Record list:
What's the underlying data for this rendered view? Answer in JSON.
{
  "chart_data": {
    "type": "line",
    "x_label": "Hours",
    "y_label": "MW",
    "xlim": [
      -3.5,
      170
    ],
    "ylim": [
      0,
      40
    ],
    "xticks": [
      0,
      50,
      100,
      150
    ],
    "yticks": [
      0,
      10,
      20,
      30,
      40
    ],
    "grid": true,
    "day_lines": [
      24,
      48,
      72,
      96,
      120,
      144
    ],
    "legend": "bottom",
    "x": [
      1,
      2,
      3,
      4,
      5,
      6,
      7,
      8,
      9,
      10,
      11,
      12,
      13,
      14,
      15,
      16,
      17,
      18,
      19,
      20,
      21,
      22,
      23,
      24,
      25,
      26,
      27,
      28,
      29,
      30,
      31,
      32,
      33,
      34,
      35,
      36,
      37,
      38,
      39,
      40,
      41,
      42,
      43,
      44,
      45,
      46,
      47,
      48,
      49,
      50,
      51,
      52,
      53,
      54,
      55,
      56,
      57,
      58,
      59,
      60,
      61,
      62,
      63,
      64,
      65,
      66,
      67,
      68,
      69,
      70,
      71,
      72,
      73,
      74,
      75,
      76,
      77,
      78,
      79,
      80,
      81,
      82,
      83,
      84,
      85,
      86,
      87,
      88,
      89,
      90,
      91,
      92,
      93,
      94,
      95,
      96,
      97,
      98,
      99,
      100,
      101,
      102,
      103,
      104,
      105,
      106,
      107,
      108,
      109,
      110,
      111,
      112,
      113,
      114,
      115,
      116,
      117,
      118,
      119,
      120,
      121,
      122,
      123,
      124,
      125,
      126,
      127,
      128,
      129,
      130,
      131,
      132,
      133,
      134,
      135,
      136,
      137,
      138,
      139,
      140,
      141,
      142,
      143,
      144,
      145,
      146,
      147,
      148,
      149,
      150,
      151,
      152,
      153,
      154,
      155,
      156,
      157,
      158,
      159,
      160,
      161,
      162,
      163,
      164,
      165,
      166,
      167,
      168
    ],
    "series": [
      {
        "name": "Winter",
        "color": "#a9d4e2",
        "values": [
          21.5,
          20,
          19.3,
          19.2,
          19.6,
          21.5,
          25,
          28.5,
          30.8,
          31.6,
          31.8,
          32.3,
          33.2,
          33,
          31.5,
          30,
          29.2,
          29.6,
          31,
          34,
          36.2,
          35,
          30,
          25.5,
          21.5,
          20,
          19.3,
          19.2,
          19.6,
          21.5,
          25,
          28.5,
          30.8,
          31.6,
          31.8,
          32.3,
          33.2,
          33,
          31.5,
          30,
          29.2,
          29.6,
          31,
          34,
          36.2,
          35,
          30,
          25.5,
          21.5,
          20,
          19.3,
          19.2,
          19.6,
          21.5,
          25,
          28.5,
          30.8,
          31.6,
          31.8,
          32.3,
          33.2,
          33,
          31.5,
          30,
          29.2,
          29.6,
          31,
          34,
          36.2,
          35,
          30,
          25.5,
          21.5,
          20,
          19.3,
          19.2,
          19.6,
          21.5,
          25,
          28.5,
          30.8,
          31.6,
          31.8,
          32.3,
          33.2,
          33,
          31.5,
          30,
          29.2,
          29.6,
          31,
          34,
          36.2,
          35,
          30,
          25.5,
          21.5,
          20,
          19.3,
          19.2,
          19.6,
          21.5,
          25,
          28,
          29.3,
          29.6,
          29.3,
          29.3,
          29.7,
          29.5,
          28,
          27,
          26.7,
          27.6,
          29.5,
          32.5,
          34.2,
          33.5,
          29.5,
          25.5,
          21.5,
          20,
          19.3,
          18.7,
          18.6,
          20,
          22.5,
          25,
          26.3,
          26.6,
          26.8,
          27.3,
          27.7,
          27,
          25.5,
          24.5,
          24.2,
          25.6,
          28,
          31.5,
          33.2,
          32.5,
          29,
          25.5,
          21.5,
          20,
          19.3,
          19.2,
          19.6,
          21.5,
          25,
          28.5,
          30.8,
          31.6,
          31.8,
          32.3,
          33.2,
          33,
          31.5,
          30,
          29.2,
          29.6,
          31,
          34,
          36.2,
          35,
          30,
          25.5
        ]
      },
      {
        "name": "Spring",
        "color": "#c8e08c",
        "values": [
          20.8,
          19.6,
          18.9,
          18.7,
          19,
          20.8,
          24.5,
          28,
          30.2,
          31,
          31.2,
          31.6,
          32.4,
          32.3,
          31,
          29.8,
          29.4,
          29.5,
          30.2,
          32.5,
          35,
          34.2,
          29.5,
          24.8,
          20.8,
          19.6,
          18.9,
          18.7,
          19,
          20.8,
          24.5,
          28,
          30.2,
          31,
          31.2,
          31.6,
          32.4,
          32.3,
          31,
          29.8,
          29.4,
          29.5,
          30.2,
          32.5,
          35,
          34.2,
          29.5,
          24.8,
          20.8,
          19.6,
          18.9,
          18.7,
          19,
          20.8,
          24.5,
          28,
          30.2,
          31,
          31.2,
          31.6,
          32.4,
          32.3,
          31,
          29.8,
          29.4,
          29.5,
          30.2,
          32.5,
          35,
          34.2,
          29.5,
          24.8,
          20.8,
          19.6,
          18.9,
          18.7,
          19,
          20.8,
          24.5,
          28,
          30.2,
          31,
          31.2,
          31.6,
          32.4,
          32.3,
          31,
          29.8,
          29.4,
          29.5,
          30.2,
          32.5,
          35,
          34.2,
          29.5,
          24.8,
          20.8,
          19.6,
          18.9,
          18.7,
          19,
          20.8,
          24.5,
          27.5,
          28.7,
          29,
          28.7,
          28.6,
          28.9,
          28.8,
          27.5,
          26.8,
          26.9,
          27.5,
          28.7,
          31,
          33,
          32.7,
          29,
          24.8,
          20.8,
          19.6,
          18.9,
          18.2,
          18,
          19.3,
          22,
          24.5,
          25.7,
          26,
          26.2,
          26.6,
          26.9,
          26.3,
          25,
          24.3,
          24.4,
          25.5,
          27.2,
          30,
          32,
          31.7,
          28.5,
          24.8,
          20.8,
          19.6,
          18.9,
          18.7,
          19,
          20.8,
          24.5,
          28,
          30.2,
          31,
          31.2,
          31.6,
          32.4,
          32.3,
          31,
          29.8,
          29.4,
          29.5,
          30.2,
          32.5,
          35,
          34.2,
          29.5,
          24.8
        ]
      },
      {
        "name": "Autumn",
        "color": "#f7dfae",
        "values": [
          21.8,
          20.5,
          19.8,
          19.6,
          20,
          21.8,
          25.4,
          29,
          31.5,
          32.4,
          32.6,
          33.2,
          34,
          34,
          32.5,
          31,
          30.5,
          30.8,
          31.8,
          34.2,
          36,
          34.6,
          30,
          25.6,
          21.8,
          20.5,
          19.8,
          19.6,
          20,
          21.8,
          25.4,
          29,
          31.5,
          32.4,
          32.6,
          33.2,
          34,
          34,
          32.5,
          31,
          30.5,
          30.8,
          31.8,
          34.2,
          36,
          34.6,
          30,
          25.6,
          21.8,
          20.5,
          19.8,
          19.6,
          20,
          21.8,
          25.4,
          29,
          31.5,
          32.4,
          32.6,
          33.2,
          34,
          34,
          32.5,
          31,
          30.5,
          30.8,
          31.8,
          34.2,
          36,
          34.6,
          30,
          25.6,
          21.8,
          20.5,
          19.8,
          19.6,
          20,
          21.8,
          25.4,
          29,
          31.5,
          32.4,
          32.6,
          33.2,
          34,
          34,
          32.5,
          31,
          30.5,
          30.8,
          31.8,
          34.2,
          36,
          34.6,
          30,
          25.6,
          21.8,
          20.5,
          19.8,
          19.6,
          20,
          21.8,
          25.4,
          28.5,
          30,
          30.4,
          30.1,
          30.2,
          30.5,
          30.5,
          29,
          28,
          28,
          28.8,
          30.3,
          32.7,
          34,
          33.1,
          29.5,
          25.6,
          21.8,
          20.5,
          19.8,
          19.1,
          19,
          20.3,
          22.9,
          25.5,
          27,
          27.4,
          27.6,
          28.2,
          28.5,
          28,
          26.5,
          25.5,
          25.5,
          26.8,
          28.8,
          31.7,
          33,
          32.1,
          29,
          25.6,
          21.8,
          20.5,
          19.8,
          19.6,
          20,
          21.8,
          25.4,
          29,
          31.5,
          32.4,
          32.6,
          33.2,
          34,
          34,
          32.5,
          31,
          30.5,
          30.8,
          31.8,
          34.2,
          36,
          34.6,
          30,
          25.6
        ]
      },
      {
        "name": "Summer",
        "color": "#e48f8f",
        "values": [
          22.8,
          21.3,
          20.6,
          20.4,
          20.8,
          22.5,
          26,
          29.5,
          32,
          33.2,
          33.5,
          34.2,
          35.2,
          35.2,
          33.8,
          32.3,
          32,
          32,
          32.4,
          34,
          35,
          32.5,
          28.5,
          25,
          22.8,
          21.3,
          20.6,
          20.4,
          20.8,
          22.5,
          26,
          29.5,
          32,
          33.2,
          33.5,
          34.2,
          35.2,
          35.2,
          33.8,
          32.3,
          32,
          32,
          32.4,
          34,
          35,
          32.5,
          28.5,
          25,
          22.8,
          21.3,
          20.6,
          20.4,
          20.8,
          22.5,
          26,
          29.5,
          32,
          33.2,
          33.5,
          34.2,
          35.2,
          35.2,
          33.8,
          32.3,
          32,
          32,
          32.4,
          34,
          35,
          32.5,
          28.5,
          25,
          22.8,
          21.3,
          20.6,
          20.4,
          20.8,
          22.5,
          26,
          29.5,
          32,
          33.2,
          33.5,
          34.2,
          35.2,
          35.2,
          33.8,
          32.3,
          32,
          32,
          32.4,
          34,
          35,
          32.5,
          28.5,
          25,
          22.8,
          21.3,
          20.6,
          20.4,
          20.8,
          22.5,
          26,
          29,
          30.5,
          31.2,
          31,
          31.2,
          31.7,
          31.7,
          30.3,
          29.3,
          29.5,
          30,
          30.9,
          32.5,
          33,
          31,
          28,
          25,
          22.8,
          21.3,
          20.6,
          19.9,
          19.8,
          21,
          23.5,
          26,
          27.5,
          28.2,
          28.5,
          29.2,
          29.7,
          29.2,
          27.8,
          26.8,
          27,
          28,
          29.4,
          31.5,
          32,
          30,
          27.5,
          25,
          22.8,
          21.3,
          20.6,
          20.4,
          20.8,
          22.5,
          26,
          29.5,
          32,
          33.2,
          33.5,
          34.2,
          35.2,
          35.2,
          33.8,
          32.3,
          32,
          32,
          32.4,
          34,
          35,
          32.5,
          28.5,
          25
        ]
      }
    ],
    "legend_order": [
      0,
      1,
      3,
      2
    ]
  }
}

Task to complete:
Where a line contains the string "color", extract that line.

Response to the exercise:
        "color": "#a9d4e2",
        "color": "#c8e08c",
        "color": "#f7dfae",
        "color": "#e48f8f",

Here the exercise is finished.